◆ EXERCISE DIRECTIONS ◆
Find every line containing the word "grid" in the records below; report only how many there are.

::::

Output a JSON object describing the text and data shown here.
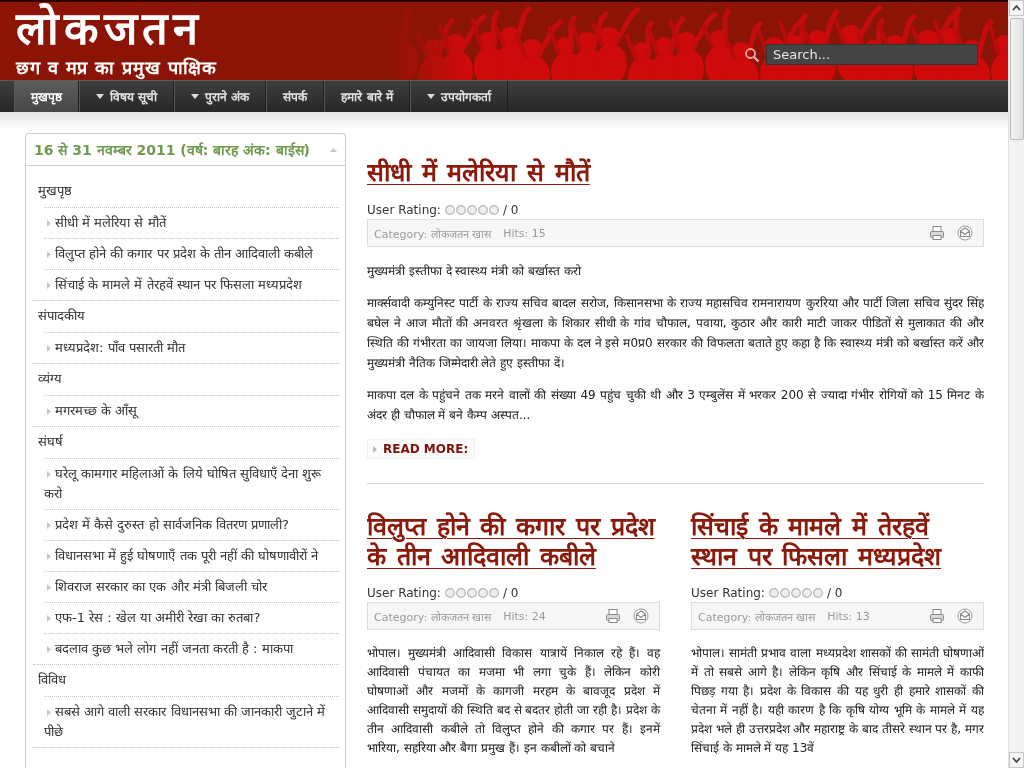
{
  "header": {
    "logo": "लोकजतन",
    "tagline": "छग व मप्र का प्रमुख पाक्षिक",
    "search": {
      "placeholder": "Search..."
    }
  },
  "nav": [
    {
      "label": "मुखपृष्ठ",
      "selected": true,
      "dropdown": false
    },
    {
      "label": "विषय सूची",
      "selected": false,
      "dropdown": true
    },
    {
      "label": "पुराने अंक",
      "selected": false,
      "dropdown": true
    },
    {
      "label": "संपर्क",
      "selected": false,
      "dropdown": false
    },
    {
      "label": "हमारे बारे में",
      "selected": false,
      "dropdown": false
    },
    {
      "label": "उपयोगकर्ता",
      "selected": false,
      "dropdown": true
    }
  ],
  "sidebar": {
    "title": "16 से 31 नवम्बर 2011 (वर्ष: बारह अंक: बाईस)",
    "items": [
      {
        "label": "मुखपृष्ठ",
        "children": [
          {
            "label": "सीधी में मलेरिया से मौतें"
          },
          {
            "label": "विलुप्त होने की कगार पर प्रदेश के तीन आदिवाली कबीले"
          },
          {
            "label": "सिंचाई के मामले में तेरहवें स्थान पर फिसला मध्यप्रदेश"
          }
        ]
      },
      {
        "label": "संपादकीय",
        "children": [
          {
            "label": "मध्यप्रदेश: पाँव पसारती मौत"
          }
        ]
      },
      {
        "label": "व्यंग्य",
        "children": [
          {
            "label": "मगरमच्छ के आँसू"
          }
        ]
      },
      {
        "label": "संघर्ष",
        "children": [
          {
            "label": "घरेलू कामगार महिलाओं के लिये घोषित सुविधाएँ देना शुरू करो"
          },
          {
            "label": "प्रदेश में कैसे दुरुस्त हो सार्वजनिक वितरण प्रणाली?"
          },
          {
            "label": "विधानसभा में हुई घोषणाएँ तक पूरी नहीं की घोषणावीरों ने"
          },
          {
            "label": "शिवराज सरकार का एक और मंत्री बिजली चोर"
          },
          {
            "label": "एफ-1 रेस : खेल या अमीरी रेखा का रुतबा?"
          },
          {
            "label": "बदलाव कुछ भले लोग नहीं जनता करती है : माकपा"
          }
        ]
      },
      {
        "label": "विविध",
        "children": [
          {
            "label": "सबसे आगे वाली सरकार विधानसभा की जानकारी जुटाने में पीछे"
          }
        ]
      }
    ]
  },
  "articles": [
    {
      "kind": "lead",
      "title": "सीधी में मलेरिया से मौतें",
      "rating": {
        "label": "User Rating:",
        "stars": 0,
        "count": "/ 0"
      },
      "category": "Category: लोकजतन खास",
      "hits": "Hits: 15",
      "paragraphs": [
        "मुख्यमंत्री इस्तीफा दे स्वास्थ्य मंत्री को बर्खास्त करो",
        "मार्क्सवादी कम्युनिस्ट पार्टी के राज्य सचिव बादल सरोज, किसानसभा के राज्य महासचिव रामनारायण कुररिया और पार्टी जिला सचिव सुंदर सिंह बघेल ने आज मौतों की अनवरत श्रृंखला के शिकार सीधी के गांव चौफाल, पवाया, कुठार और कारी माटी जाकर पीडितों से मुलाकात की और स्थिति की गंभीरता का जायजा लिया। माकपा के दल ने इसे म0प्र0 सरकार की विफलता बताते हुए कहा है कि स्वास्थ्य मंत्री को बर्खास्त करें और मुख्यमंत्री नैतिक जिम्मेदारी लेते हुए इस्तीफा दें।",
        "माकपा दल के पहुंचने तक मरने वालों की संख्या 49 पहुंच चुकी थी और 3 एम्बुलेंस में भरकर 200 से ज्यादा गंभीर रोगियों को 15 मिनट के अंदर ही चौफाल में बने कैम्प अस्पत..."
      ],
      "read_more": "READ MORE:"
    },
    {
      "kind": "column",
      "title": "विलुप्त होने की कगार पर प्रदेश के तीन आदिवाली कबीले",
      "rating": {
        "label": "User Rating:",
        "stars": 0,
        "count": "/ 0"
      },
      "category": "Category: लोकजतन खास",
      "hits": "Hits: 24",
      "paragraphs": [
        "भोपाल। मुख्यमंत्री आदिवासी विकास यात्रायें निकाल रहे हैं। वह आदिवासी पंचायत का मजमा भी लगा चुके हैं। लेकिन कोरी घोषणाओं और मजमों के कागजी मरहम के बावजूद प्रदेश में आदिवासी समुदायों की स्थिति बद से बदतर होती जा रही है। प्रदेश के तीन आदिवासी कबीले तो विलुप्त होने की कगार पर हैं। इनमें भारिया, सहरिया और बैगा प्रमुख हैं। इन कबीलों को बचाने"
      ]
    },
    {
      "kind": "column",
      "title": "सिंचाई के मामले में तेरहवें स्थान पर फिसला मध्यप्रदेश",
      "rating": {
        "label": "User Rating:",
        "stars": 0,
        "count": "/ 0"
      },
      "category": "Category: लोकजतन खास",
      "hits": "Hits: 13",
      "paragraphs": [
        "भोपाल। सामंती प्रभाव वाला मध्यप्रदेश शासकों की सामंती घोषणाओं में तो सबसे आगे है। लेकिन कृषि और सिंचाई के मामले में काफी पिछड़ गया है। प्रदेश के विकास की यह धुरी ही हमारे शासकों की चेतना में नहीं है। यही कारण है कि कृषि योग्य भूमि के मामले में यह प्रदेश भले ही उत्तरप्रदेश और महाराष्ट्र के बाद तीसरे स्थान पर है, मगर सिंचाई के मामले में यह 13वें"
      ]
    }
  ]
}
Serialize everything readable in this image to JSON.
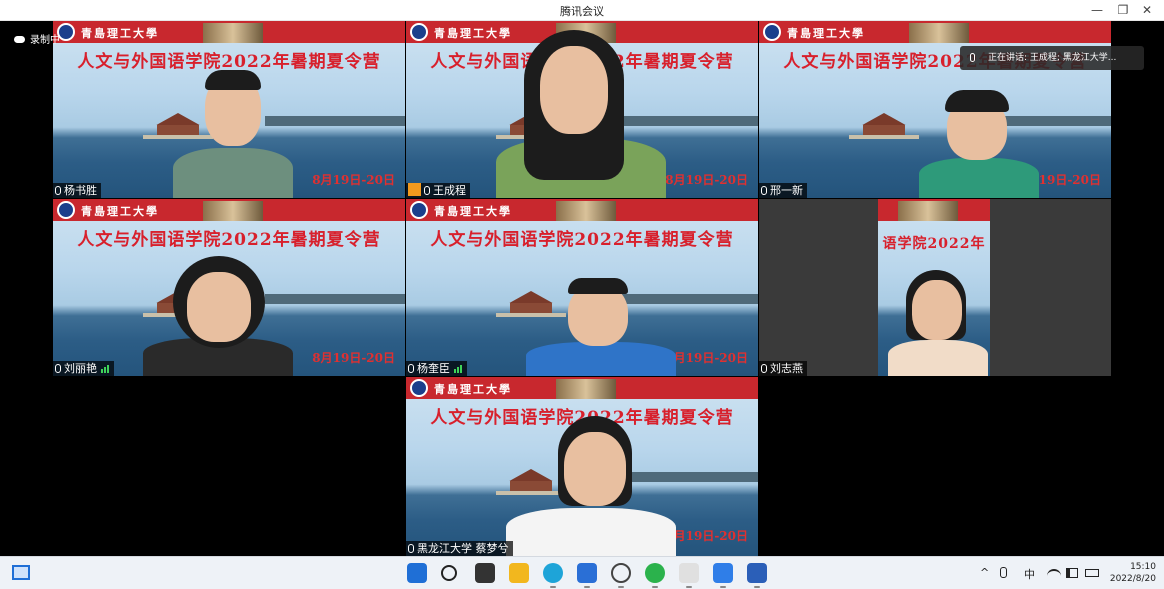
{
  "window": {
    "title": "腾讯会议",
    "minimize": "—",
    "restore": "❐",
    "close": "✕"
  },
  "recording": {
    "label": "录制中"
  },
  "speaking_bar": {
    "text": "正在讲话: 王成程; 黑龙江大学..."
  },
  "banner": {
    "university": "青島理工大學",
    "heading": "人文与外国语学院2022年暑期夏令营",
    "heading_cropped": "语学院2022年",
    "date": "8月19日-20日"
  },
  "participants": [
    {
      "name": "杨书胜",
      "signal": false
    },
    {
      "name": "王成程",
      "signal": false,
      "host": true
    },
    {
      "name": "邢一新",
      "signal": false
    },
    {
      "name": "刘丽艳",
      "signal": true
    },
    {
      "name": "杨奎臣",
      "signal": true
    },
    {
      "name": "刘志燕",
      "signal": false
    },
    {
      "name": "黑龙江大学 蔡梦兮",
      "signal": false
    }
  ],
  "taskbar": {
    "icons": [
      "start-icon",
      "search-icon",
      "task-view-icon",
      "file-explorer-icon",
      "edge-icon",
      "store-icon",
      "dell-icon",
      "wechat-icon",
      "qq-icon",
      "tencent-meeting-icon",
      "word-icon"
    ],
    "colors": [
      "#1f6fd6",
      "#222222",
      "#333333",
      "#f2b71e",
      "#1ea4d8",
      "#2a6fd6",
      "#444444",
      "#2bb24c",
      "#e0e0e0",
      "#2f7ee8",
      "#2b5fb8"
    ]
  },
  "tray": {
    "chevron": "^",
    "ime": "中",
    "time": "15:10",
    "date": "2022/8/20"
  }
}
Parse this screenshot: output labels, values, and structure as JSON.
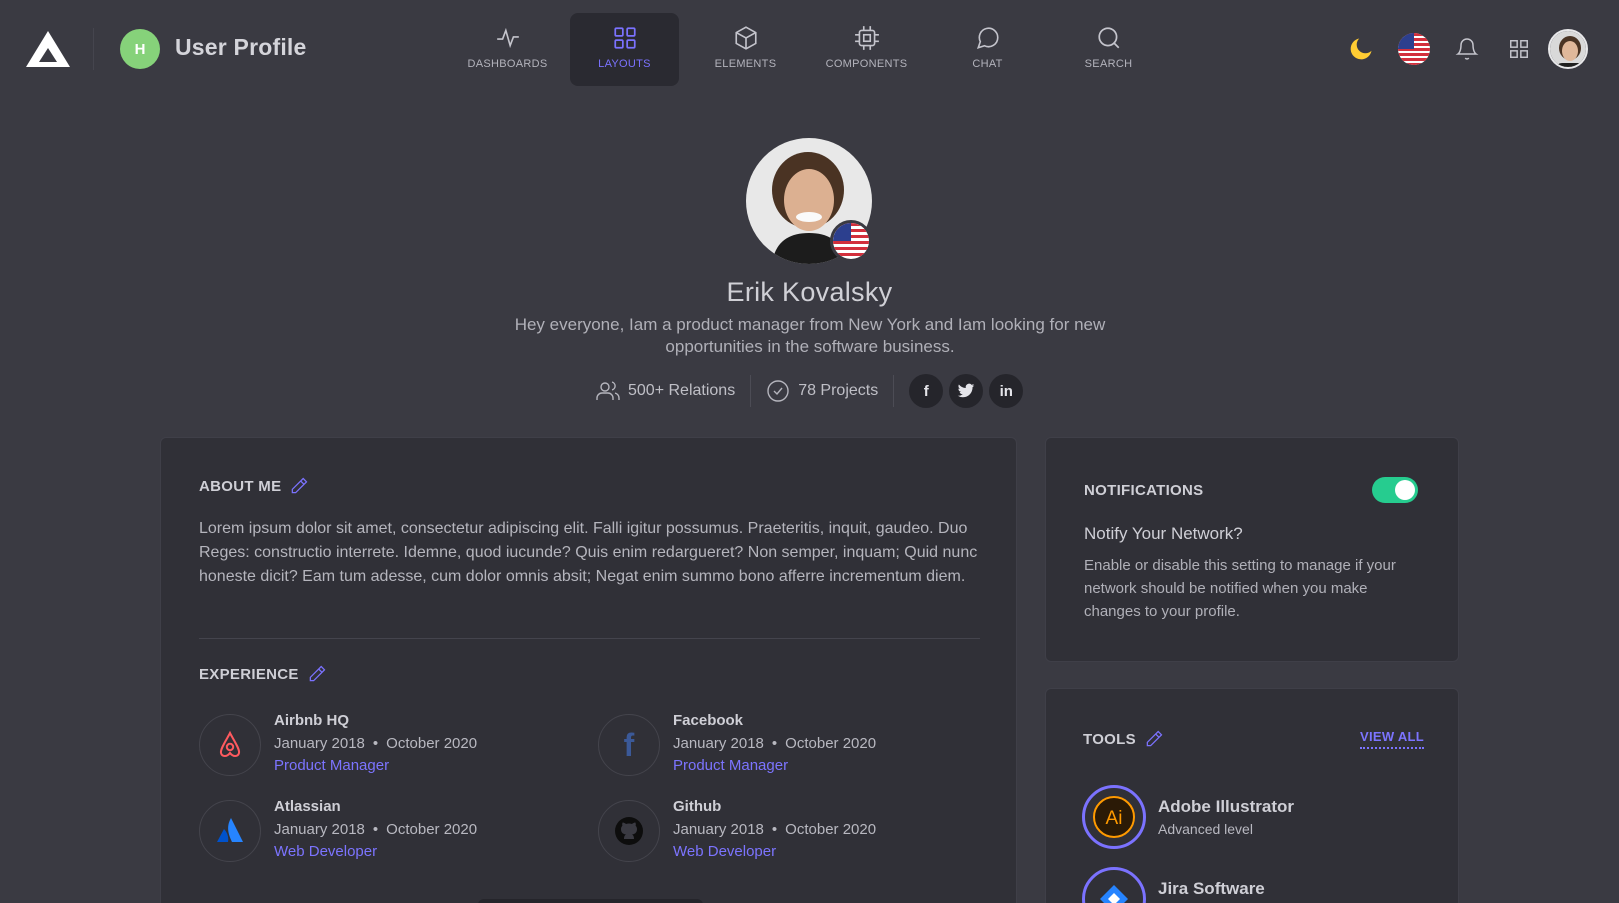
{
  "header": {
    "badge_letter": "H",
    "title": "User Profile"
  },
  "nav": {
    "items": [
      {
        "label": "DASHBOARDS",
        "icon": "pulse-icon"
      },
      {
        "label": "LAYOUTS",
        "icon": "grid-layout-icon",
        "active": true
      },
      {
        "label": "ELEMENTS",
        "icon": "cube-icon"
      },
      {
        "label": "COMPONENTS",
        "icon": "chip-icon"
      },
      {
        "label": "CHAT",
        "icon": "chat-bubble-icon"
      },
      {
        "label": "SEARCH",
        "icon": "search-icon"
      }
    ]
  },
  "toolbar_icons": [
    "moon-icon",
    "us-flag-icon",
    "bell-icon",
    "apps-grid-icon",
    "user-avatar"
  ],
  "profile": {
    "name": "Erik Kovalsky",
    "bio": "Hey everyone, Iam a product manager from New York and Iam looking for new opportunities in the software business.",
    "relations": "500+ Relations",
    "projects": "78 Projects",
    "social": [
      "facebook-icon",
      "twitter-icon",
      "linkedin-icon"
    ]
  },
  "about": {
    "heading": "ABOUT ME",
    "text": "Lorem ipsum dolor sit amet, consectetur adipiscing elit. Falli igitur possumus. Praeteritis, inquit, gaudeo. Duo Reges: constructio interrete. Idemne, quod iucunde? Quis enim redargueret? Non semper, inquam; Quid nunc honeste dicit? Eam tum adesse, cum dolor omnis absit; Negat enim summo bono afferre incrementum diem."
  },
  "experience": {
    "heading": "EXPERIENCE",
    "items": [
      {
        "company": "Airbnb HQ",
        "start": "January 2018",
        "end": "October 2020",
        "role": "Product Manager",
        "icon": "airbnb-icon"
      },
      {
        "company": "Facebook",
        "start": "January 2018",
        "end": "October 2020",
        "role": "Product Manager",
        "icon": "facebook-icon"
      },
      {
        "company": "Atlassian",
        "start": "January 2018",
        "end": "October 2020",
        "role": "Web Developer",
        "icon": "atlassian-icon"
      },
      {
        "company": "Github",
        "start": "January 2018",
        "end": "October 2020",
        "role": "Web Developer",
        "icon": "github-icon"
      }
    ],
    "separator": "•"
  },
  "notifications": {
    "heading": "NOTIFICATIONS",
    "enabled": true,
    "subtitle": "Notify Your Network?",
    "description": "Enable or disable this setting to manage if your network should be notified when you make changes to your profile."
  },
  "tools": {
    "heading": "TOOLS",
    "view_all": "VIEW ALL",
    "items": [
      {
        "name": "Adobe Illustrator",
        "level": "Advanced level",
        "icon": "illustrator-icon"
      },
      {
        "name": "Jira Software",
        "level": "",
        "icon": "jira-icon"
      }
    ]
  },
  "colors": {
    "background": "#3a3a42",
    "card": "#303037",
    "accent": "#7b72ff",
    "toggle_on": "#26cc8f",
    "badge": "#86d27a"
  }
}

::::

◆ ANSWER TO THIS EXERCISE ◆
2